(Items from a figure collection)
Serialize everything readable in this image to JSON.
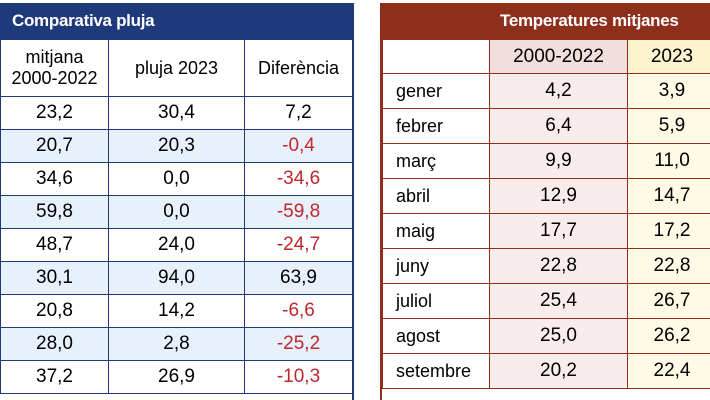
{
  "rain_table": {
    "title": "Comparativa pluja",
    "headers": {
      "avg_line1": "mitjana",
      "avg_line2": "2000-2022",
      "rain_2023": "pluja 2023",
      "difference": "Diferència"
    },
    "rows": [
      {
        "avg": "23,2",
        "rain": "30,4",
        "diff": "7,2",
        "negative": false
      },
      {
        "avg": "20,7",
        "rain": "20,3",
        "diff": "-0,4",
        "negative": true
      },
      {
        "avg": "34,6",
        "rain": "0,0",
        "diff": "-34,6",
        "negative": true
      },
      {
        "avg": "59,8",
        "rain": "0,0",
        "diff": "-59,8",
        "negative": true
      },
      {
        "avg": "48,7",
        "rain": "24,0",
        "diff": "-24,7",
        "negative": true
      },
      {
        "avg": "30,1",
        "rain": "94,0",
        "diff": "63,9",
        "negative": false
      },
      {
        "avg": "20,8",
        "rain": "14,2",
        "diff": "-6,6",
        "negative": true
      },
      {
        "avg": "28,0",
        "rain": "2,8",
        "diff": "-25,2",
        "negative": true
      },
      {
        "avg": "37,2",
        "rain": "26,9",
        "diff": "-10,3",
        "negative": true
      }
    ]
  },
  "temp_table": {
    "title": "Temperatures mitjanes",
    "headers": {
      "period_a": "2000-2022",
      "period_b": "2023"
    },
    "rows": [
      {
        "month": "gener",
        "a": "4,2",
        "b": "3,9"
      },
      {
        "month": "febrer",
        "a": "6,4",
        "b": "5,9"
      },
      {
        "month": "març",
        "a": "9,9",
        "b": "11,0"
      },
      {
        "month": "abril",
        "a": "12,9",
        "b": "14,7"
      },
      {
        "month": "maig",
        "a": "17,7",
        "b": "17,2"
      },
      {
        "month": "juny",
        "a": "22,8",
        "b": "22,8"
      },
      {
        "month": "juliol",
        "a": "25,4",
        "b": "26,7"
      },
      {
        "month": "agost",
        "a": "25,0",
        "b": "26,2"
      },
      {
        "month": "setembre",
        "a": "20,2",
        "b": "22,4"
      }
    ]
  },
  "colors": {
    "rain_header": "#1f3a7a",
    "temp_header": "#8e2f1c",
    "negative_value": "#c0272d"
  }
}
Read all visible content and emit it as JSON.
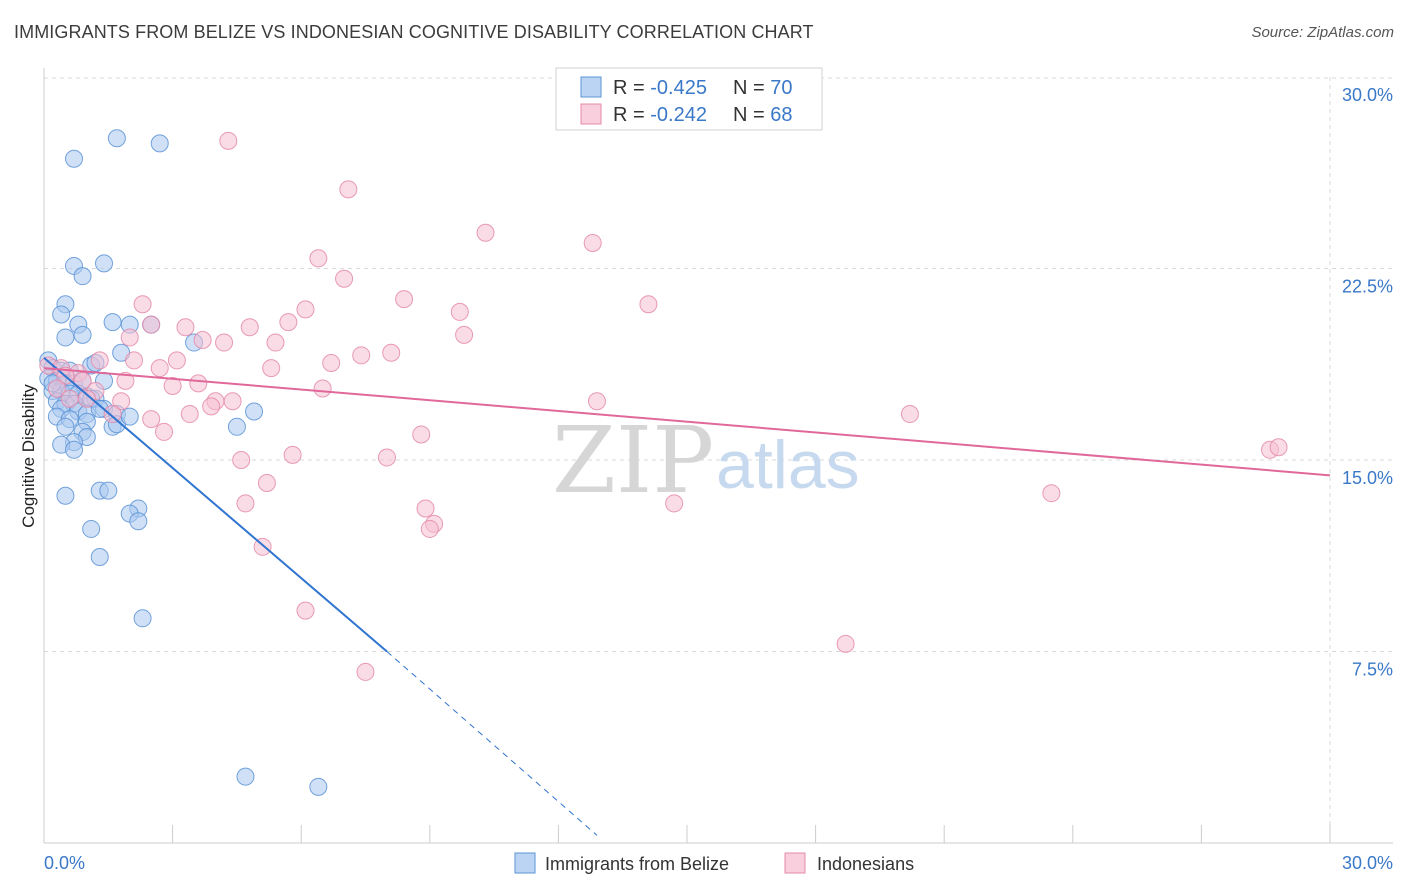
{
  "title": "IMMIGRANTS FROM BELIZE VS INDONESIAN COGNITIVE DISABILITY CORRELATION CHART",
  "source": "Source: ZipAtlas.com",
  "watermark": {
    "zip": "ZIP",
    "atlas": "atlas"
  },
  "colors": {
    "blue_fill": "#a9c8f0",
    "blue_stroke": "#5b93d6",
    "blue_line": "#2f74d0",
    "pink_fill": "#f6bfd1",
    "pink_stroke": "#e48aaa",
    "pink_line": "#e0689a",
    "grid": "#d9d9d9",
    "axis_text": "#3a78c8"
  },
  "legend": {
    "rows": [
      {
        "r_label": "R = ",
        "r_value": "-0.425",
        "n_label": "N = ",
        "n_value": "70"
      },
      {
        "r_label": "R = ",
        "r_value": "-0.242",
        "n_label": "N = ",
        "n_value": "68"
      }
    ]
  },
  "chart_data": {
    "type": "scatter",
    "ylabel": "Cognitive Disability",
    "xlim": [
      0,
      30
    ],
    "ylim": [
      0,
      30
    ],
    "x_tick_labels": [
      "0.0%",
      "30.0%"
    ],
    "y_ticks": [
      7.5,
      15.0,
      22.5,
      30.0
    ],
    "y_tick_labels": [
      "7.5%",
      "15.0%",
      "22.5%",
      "30.0%"
    ],
    "grid": true,
    "series": [
      {
        "name": "Immigrants from Belize",
        "r": -0.425,
        "n": 70,
        "trend": {
          "x0": 0.0,
          "y0": 19.0,
          "x1": 8.0,
          "y1": 7.5,
          "dash_to_x": 12.9,
          "dash_to_y": 0.3
        },
        "points": [
          [
            1.7,
            27.6
          ],
          [
            0.7,
            26.8
          ],
          [
            2.7,
            27.4
          ],
          [
            0.7,
            22.6
          ],
          [
            1.4,
            22.7
          ],
          [
            0.9,
            22.2
          ],
          [
            0.5,
            21.1
          ],
          [
            0.4,
            20.7
          ],
          [
            1.6,
            20.4
          ],
          [
            0.8,
            20.3
          ],
          [
            2.0,
            20.3
          ],
          [
            2.5,
            20.3
          ],
          [
            0.5,
            19.8
          ],
          [
            0.9,
            19.9
          ],
          [
            3.5,
            19.6
          ],
          [
            1.8,
            19.2
          ],
          [
            0.1,
            18.9
          ],
          [
            0.2,
            18.6
          ],
          [
            0.4,
            18.5
          ],
          [
            0.6,
            18.5
          ],
          [
            1.1,
            18.7
          ],
          [
            1.2,
            18.8
          ],
          [
            0.1,
            18.2
          ],
          [
            0.3,
            18.1
          ],
          [
            0.5,
            18.0
          ],
          [
            0.7,
            18.0
          ],
          [
            0.9,
            18.1
          ],
          [
            1.4,
            18.1
          ],
          [
            0.2,
            17.7
          ],
          [
            0.4,
            17.7
          ],
          [
            0.6,
            17.6
          ],
          [
            0.8,
            17.6
          ],
          [
            1.0,
            17.5
          ],
          [
            1.2,
            17.4
          ],
          [
            0.3,
            17.3
          ],
          [
            0.5,
            17.2
          ],
          [
            0.7,
            17.2
          ],
          [
            1.1,
            17.4
          ],
          [
            0.4,
            17.0
          ],
          [
            0.8,
            16.9
          ],
          [
            1.0,
            16.8
          ],
          [
            1.4,
            17.0
          ],
          [
            1.7,
            16.8
          ],
          [
            0.3,
            16.7
          ],
          [
            0.6,
            16.6
          ],
          [
            1.0,
            16.5
          ],
          [
            1.6,
            16.3
          ],
          [
            1.7,
            16.4
          ],
          [
            0.5,
            16.3
          ],
          [
            0.9,
            16.1
          ],
          [
            1.0,
            15.9
          ],
          [
            0.7,
            15.7
          ],
          [
            0.4,
            15.6
          ],
          [
            0.7,
            15.4
          ],
          [
            4.5,
            16.3
          ],
          [
            4.9,
            16.9
          ],
          [
            2.0,
            16.7
          ],
          [
            0.5,
            13.6
          ],
          [
            1.3,
            13.8
          ],
          [
            1.5,
            13.8
          ],
          [
            2.2,
            13.1
          ],
          [
            2.0,
            12.9
          ],
          [
            2.2,
            12.6
          ],
          [
            1.1,
            12.3
          ],
          [
            1.3,
            11.2
          ],
          [
            2.3,
            8.8
          ],
          [
            4.7,
            2.6
          ],
          [
            6.4,
            2.2
          ],
          [
            1.3,
            17.0
          ],
          [
            0.2,
            18.0
          ]
        ]
      },
      {
        "name": "Indonesians",
        "r": -0.242,
        "n": 68,
        "trend": {
          "x0": 0.0,
          "y0": 18.6,
          "x1": 30.0,
          "y1": 14.4
        },
        "points": [
          [
            4.3,
            27.5
          ],
          [
            7.1,
            25.6
          ],
          [
            10.3,
            23.9
          ],
          [
            12.8,
            23.5
          ],
          [
            6.4,
            22.9
          ],
          [
            7.0,
            22.1
          ],
          [
            8.4,
            21.3
          ],
          [
            14.1,
            21.1
          ],
          [
            2.3,
            21.1
          ],
          [
            6.1,
            20.9
          ],
          [
            9.7,
            20.8
          ],
          [
            5.7,
            20.4
          ],
          [
            3.3,
            20.2
          ],
          [
            4.8,
            20.2
          ],
          [
            2.5,
            20.3
          ],
          [
            9.8,
            19.9
          ],
          [
            2.0,
            19.8
          ],
          [
            3.7,
            19.7
          ],
          [
            4.2,
            19.6
          ],
          [
            5.4,
            19.6
          ],
          [
            7.4,
            19.1
          ],
          [
            8.1,
            19.2
          ],
          [
            1.3,
            18.9
          ],
          [
            2.1,
            18.9
          ],
          [
            3.1,
            18.9
          ],
          [
            6.7,
            18.8
          ],
          [
            5.3,
            18.6
          ],
          [
            0.1,
            18.7
          ],
          [
            0.4,
            18.6
          ],
          [
            0.8,
            18.4
          ],
          [
            2.7,
            18.6
          ],
          [
            0.5,
            18.3
          ],
          [
            0.9,
            18.1
          ],
          [
            1.9,
            18.1
          ],
          [
            3.0,
            17.9
          ],
          [
            3.6,
            18.0
          ],
          [
            6.5,
            17.8
          ],
          [
            0.3,
            17.8
          ],
          [
            1.2,
            17.7
          ],
          [
            1.0,
            17.4
          ],
          [
            0.6,
            17.4
          ],
          [
            1.8,
            17.3
          ],
          [
            4.0,
            17.3
          ],
          [
            4.4,
            17.3
          ],
          [
            12.9,
            17.3
          ],
          [
            3.9,
            17.1
          ],
          [
            1.6,
            16.8
          ],
          [
            3.4,
            16.8
          ],
          [
            2.5,
            16.6
          ],
          [
            20.2,
            16.8
          ],
          [
            2.8,
            16.1
          ],
          [
            8.8,
            16.0
          ],
          [
            4.6,
            15.0
          ],
          [
            5.8,
            15.2
          ],
          [
            8.0,
            15.1
          ],
          [
            28.6,
            15.4
          ],
          [
            28.8,
            15.5
          ],
          [
            5.2,
            14.1
          ],
          [
            23.5,
            13.7
          ],
          [
            4.7,
            13.3
          ],
          [
            14.7,
            13.3
          ],
          [
            8.9,
            13.1
          ],
          [
            9.1,
            12.5
          ],
          [
            9.0,
            12.3
          ],
          [
            5.1,
            11.6
          ],
          [
            6.1,
            9.1
          ],
          [
            18.7,
            7.8
          ],
          [
            7.5,
            6.7
          ]
        ]
      }
    ]
  }
}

*AIM*.
Which lines hold the word "month"? Return all of them from the records above.

*COMPLETED EXERCISE*.
        "month": "gener",
        "month": "febrer",
        "month": "març",
        "month": "abril",
        "month": "maig",
        "month": "juny",
        "month": "juliol",
        "month": "agost",
        "month": "setembre",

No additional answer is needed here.